## Given entries
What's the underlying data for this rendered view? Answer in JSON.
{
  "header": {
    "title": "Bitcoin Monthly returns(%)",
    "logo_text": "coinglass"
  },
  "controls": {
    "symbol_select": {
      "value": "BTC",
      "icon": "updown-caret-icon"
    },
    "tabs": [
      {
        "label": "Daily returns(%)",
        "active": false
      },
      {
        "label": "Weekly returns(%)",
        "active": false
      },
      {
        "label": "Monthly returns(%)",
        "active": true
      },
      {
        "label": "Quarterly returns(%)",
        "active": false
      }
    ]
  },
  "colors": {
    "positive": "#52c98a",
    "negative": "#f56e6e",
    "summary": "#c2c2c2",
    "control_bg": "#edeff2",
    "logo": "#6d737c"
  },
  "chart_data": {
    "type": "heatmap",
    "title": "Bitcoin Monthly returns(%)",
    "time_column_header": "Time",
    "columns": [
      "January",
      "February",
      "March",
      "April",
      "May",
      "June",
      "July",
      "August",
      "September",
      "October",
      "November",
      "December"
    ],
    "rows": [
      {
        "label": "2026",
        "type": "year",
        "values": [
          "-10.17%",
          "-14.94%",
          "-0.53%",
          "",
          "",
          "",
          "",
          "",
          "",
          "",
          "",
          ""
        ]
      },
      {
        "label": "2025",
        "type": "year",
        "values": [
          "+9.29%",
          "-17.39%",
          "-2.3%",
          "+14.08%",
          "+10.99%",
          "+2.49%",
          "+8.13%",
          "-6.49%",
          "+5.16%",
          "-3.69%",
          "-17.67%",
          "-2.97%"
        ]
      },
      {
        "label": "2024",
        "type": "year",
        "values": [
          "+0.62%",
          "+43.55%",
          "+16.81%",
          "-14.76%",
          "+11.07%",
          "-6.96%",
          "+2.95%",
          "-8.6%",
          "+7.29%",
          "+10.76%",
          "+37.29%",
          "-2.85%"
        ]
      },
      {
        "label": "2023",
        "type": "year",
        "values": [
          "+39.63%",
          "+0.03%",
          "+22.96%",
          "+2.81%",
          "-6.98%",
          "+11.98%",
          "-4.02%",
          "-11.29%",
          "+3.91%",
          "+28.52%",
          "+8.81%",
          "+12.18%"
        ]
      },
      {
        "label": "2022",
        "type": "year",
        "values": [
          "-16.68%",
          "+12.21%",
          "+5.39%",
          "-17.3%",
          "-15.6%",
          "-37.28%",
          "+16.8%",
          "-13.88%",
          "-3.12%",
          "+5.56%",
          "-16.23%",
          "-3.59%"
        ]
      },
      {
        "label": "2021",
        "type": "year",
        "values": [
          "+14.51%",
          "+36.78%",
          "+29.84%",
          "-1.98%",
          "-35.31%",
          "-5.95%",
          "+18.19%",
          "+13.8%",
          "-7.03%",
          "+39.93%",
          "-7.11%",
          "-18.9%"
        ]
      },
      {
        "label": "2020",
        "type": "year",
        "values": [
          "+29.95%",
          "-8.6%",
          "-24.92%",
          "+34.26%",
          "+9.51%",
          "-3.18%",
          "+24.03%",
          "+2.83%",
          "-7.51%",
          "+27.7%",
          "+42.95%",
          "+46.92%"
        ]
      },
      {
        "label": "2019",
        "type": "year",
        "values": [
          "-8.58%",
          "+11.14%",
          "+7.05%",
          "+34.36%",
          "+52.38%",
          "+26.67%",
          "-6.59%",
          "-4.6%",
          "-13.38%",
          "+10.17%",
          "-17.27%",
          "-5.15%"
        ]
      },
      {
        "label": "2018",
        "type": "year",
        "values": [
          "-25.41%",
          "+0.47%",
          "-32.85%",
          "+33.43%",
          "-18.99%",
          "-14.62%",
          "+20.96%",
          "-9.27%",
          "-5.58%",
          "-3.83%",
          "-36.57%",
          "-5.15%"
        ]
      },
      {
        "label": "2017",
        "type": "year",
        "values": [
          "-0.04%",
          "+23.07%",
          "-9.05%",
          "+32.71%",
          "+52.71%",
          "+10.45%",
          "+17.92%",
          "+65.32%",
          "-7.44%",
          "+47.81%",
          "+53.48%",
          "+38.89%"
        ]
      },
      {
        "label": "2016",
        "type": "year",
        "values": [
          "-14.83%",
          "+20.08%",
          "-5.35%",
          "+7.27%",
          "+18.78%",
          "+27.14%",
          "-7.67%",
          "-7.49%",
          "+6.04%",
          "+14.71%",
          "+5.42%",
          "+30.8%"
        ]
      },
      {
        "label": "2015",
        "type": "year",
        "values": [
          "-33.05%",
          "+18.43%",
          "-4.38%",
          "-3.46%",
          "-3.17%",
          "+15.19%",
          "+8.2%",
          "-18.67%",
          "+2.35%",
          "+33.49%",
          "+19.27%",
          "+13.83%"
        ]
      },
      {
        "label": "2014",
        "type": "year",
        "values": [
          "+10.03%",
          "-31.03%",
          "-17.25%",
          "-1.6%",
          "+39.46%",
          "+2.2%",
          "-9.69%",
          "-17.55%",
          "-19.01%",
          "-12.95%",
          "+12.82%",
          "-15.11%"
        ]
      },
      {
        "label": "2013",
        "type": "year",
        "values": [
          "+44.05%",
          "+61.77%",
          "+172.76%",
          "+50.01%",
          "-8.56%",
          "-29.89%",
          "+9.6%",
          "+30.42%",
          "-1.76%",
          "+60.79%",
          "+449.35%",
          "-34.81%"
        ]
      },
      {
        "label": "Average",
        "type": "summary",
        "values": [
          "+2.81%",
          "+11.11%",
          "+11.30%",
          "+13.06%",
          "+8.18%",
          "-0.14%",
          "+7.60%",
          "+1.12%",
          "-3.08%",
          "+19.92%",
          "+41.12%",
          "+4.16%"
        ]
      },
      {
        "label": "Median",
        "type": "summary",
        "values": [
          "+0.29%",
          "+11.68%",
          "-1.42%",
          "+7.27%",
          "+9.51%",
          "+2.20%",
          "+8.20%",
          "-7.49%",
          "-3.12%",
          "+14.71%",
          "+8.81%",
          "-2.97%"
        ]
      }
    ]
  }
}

## Job
Restate all of the entries above precisely.

## Response to the exercise
What's the underlying data for this rendered view? Answer in JSON.
{
  "header": {
    "title": "Bitcoin Monthly returns(%)",
    "logo_text": "coinglass"
  },
  "controls": {
    "symbol_select": {
      "value": "BTC",
      "icon": "updown-caret-icon"
    },
    "tabs": [
      {
        "label": "Daily returns(%)",
        "active": false
      },
      {
        "label": "Weekly returns(%)",
        "active": false
      },
      {
        "label": "Monthly returns(%)",
        "active": true
      },
      {
        "label": "Quarterly returns(%)",
        "active": false
      }
    ]
  },
  "colors": {
    "positive": "#52c98a",
    "negative": "#f56e6e",
    "summary": "#c2c2c2",
    "control_bg": "#edeff2",
    "logo": "#6d737c"
  },
  "chart_data": {
    "type": "heatmap",
    "title": "Bitcoin Monthly returns(%)",
    "time_column_header": "Time",
    "columns": [
      "January",
      "February",
      "March",
      "April",
      "May",
      "June",
      "July",
      "August",
      "September",
      "October",
      "November",
      "December"
    ],
    "rows": [
      {
        "label": "2026",
        "type": "year",
        "values": [
          "-10.17%",
          "-14.94%",
          "-0.53%",
          "",
          "",
          "",
          "",
          "",
          "",
          "",
          "",
          ""
        ]
      },
      {
        "label": "2025",
        "type": "year",
        "values": [
          "+9.29%",
          "-17.39%",
          "-2.3%",
          "+14.08%",
          "+10.99%",
          "+2.49%",
          "+8.13%",
          "-6.49%",
          "+5.16%",
          "-3.69%",
          "-17.67%",
          "-2.97%"
        ]
      },
      {
        "label": "2024",
        "type": "year",
        "values": [
          "+0.62%",
          "+43.55%",
          "+16.81%",
          "-14.76%",
          "+11.07%",
          "-6.96%",
          "+2.95%",
          "-8.6%",
          "+7.29%",
          "+10.76%",
          "+37.29%",
          "-2.85%"
        ]
      },
      {
        "label": "2023",
        "type": "year",
        "values": [
          "+39.63%",
          "+0.03%",
          "+22.96%",
          "+2.81%",
          "-6.98%",
          "+11.98%",
          "-4.02%",
          "-11.29%",
          "+3.91%",
          "+28.52%",
          "+8.81%",
          "+12.18%"
        ]
      },
      {
        "label": "2022",
        "type": "year",
        "values": [
          "-16.68%",
          "+12.21%",
          "+5.39%",
          "-17.3%",
          "-15.6%",
          "-37.28%",
          "+16.8%",
          "-13.88%",
          "-3.12%",
          "+5.56%",
          "-16.23%",
          "-3.59%"
        ]
      },
      {
        "label": "2021",
        "type": "year",
        "values": [
          "+14.51%",
          "+36.78%",
          "+29.84%",
          "-1.98%",
          "-35.31%",
          "-5.95%",
          "+18.19%",
          "+13.8%",
          "-7.03%",
          "+39.93%",
          "-7.11%",
          "-18.9%"
        ]
      },
      {
        "label": "2020",
        "type": "year",
        "values": [
          "+29.95%",
          "-8.6%",
          "-24.92%",
          "+34.26%",
          "+9.51%",
          "-3.18%",
          "+24.03%",
          "+2.83%",
          "-7.51%",
          "+27.7%",
          "+42.95%",
          "+46.92%"
        ]
      },
      {
        "label": "2019",
        "type": "year",
        "values": [
          "-8.58%",
          "+11.14%",
          "+7.05%",
          "+34.36%",
          "+52.38%",
          "+26.67%",
          "-6.59%",
          "-4.6%",
          "-13.38%",
          "+10.17%",
          "-17.27%",
          "-5.15%"
        ]
      },
      {
        "label": "2018",
        "type": "year",
        "values": [
          "-25.41%",
          "+0.47%",
          "-32.85%",
          "+33.43%",
          "-18.99%",
          "-14.62%",
          "+20.96%",
          "-9.27%",
          "-5.58%",
          "-3.83%",
          "-36.57%",
          "-5.15%"
        ]
      },
      {
        "label": "2017",
        "type": "year",
        "values": [
          "-0.04%",
          "+23.07%",
          "-9.05%",
          "+32.71%",
          "+52.71%",
          "+10.45%",
          "+17.92%",
          "+65.32%",
          "-7.44%",
          "+47.81%",
          "+53.48%",
          "+38.89%"
        ]
      },
      {
        "label": "2016",
        "type": "year",
        "values": [
          "-14.83%",
          "+20.08%",
          "-5.35%",
          "+7.27%",
          "+18.78%",
          "+27.14%",
          "-7.67%",
          "-7.49%",
          "+6.04%",
          "+14.71%",
          "+5.42%",
          "+30.8%"
        ]
      },
      {
        "label": "2015",
        "type": "year",
        "values": [
          "-33.05%",
          "+18.43%",
          "-4.38%",
          "-3.46%",
          "-3.17%",
          "+15.19%",
          "+8.2%",
          "-18.67%",
          "+2.35%",
          "+33.49%",
          "+19.27%",
          "+13.83%"
        ]
      },
      {
        "label": "2014",
        "type": "year",
        "values": [
          "+10.03%",
          "-31.03%",
          "-17.25%",
          "-1.6%",
          "+39.46%",
          "+2.2%",
          "-9.69%",
          "-17.55%",
          "-19.01%",
          "-12.95%",
          "+12.82%",
          "-15.11%"
        ]
      },
      {
        "label": "2013",
        "type": "year",
        "values": [
          "+44.05%",
          "+61.77%",
          "+172.76%",
          "+50.01%",
          "-8.56%",
          "-29.89%",
          "+9.6%",
          "+30.42%",
          "-1.76%",
          "+60.79%",
          "+449.35%",
          "-34.81%"
        ]
      },
      {
        "label": "Average",
        "type": "summary",
        "values": [
          "+2.81%",
          "+11.11%",
          "+11.30%",
          "+13.06%",
          "+8.18%",
          "-0.14%",
          "+7.60%",
          "+1.12%",
          "-3.08%",
          "+19.92%",
          "+41.12%",
          "+4.16%"
        ]
      },
      {
        "label": "Median",
        "type": "summary",
        "values": [
          "+0.29%",
          "+11.68%",
          "-1.42%",
          "+7.27%",
          "+9.51%",
          "+2.20%",
          "+8.20%",
          "-7.49%",
          "-3.12%",
          "+14.71%",
          "+8.81%",
          "-2.97%"
        ]
      }
    ]
  }
}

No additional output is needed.